* [Written exercise]
In the records that follow, show each line where the word "color" is present.

* [Data for this task]
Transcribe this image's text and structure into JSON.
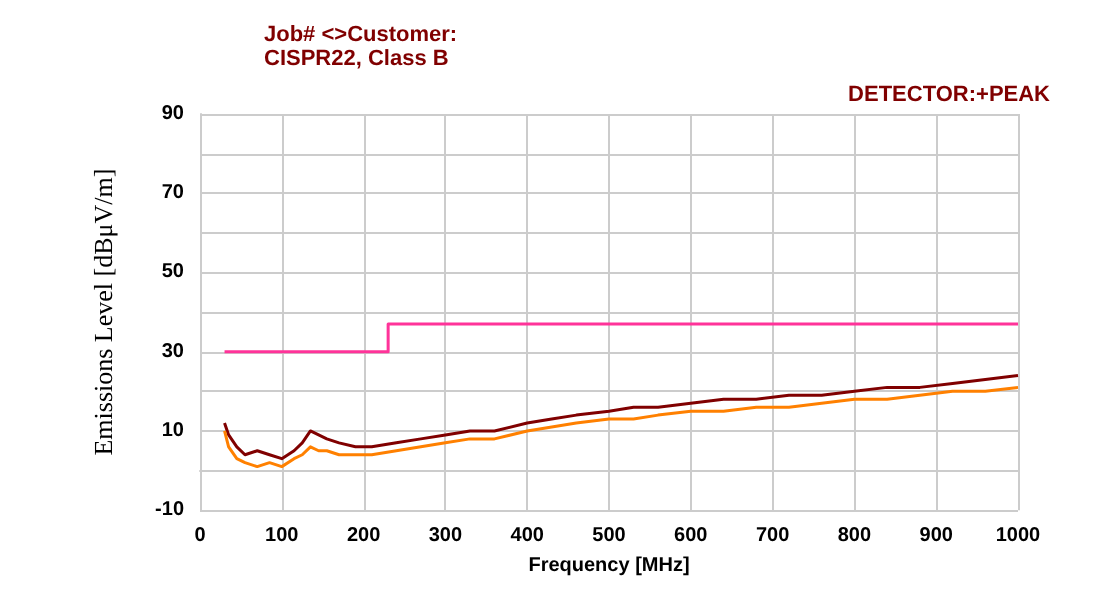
{
  "chart_data": {
    "type": "line",
    "xlabel": "Frequency [MHz]",
    "ylabel": "Emissions Level [dBμV/m]",
    "annotations": [
      "Job# <>Customer:",
      "CISPR22, Class B",
      "DETECTOR:+PEAK"
    ],
    "xlim": [
      0,
      1000
    ],
    "xticks": [
      0,
      100,
      200,
      300,
      400,
      500,
      600,
      700,
      800,
      900,
      1000
    ],
    "ylim": [
      -10,
      90
    ],
    "yticks": [
      -10,
      {
        "value": 0,
        "label": null
      },
      10,
      {
        "value": 20,
        "label": null
      },
      30,
      {
        "value": 40,
        "label": null
      },
      50,
      {
        "value": 60,
        "label": null
      },
      70,
      {
        "value": 80,
        "label": null
      },
      90
    ],
    "grid": true,
    "marker": "none",
    "series": [
      {
        "color": "#ff3399",
        "x": [
          30,
          230,
          230,
          1000
        ],
        "values": [
          30,
          30,
          37,
          37
        ]
      },
      {
        "color": "#800000",
        "x": [
          30,
          35,
          45,
          55,
          70,
          85,
          100,
          115,
          125,
          135,
          145,
          155,
          170,
          190,
          210,
          240,
          270,
          300,
          330,
          360,
          400,
          430,
          460,
          500,
          530,
          560,
          600,
          640,
          680,
          720,
          760,
          800,
          840,
          880,
          920,
          960,
          1000
        ],
        "values": [
          12,
          9,
          6,
          4,
          5,
          4,
          3,
          5,
          7,
          10,
          9,
          8,
          7,
          6,
          6,
          7,
          8,
          9,
          10,
          10,
          12,
          13,
          14,
          15,
          16,
          16,
          17,
          18,
          18,
          19,
          19,
          20,
          21,
          21,
          22,
          23,
          24
        ]
      },
      {
        "color": "#ff8000",
        "x": [
          30,
          35,
          45,
          55,
          70,
          85,
          100,
          115,
          125,
          135,
          145,
          155,
          170,
          190,
          210,
          240,
          270,
          300,
          330,
          360,
          400,
          430,
          460,
          500,
          530,
          560,
          600,
          640,
          680,
          720,
          760,
          800,
          840,
          880,
          920,
          960,
          1000
        ],
        "values": [
          10,
          6,
          3,
          2,
          1,
          2,
          1,
          3,
          4,
          6,
          5,
          5,
          4,
          4,
          4,
          5,
          6,
          7,
          8,
          8,
          10,
          11,
          12,
          13,
          13,
          14,
          15,
          15,
          16,
          16,
          17,
          18,
          18,
          19,
          20,
          20,
          21
        ]
      }
    ]
  }
}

* [Completed task]
        "color": "#ff3399",
        "color": "#800000",
        "color": "#ff8000",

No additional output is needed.